··· Supplied information ···
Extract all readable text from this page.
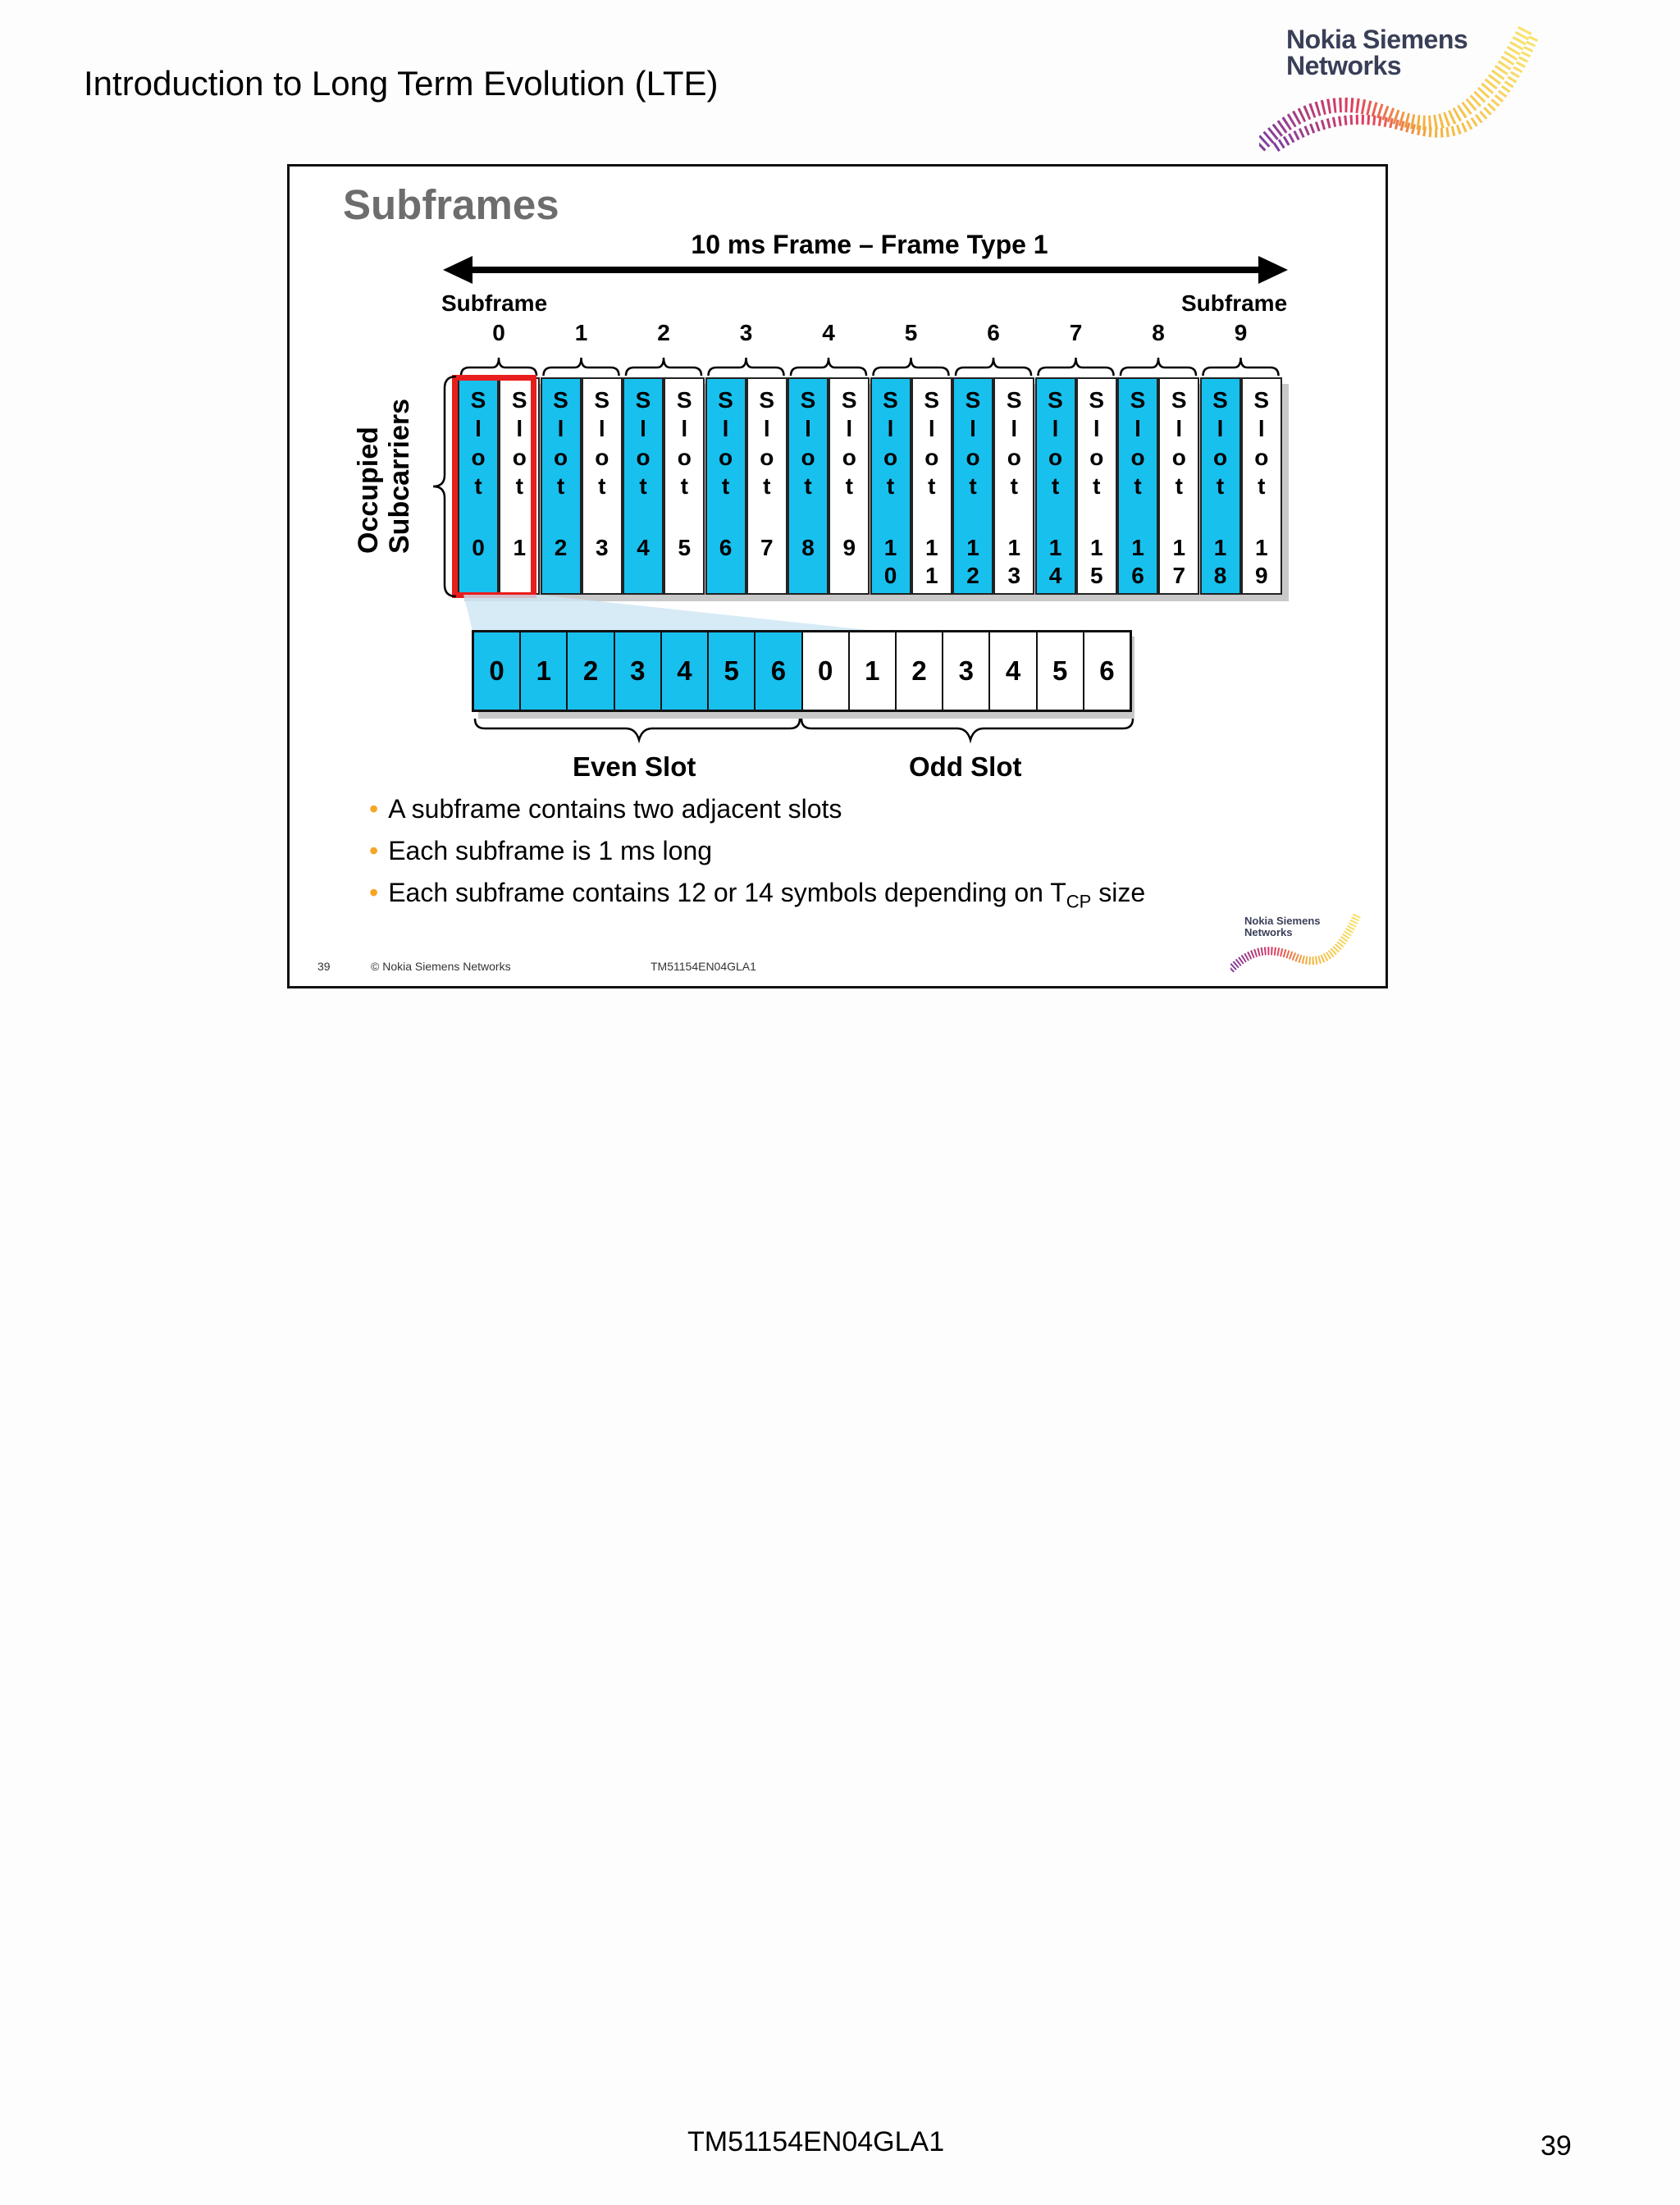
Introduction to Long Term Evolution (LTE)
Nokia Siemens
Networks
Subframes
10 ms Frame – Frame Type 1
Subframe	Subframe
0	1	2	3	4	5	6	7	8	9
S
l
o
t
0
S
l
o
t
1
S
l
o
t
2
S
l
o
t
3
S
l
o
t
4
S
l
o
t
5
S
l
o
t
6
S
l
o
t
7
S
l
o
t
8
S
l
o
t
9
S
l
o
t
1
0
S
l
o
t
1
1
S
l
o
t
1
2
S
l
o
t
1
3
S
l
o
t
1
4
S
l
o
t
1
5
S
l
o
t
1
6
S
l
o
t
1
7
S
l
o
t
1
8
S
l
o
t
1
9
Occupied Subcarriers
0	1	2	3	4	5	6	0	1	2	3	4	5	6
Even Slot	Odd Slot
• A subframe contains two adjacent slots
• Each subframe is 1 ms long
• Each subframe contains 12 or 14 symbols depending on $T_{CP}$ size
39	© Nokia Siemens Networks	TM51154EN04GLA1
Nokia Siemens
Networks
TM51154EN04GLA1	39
···
**What needs to be done:** Restate the full listing verbatim and drop every picture.

**Answer for the task:**
Extract all readable text from this page.
Introduction to Long Term Evolution (LTE)
Nokia Siemens
Networks
Subframes
10 ms Frame – Frame Type 1
Subframe	Subframe
0	1	2	3	4	5	6	7	8	9
S
l
o
t
0
S
l
o
t
1
S
l
o
t
2
S
l
o
t
3
S
l
o
t
4
S
l
o
t
5
S
l
o
t
6
S
l
o
t
7
S
l
o
t
8
S
l
o
t
9
S
l
o
t
1
0
S
l
o
t
1
1
S
l
o
t
1
2
S
l
o
t
1
3
S
l
o
t
1
4
S
l
o
t
1
5
S
l
o
t
1
6
S
l
o
t
1
7
S
l
o
t
1
8
S
l
o
t
1
9
Occupied Subcarriers
0	1	2	3	4	5	6	0	1	2	3	4	5	6
Even Slot	Odd Slot
• A subframe contains two adjacent slots
• Each subframe is 1 ms long
• Each subframe contains 12 or 14 symbols depending on $T_{CP}$ size
39	© Nokia Siemens Networks	TM51154EN04GLA1
Nokia Siemens
Networks
TM51154EN04GLA1	39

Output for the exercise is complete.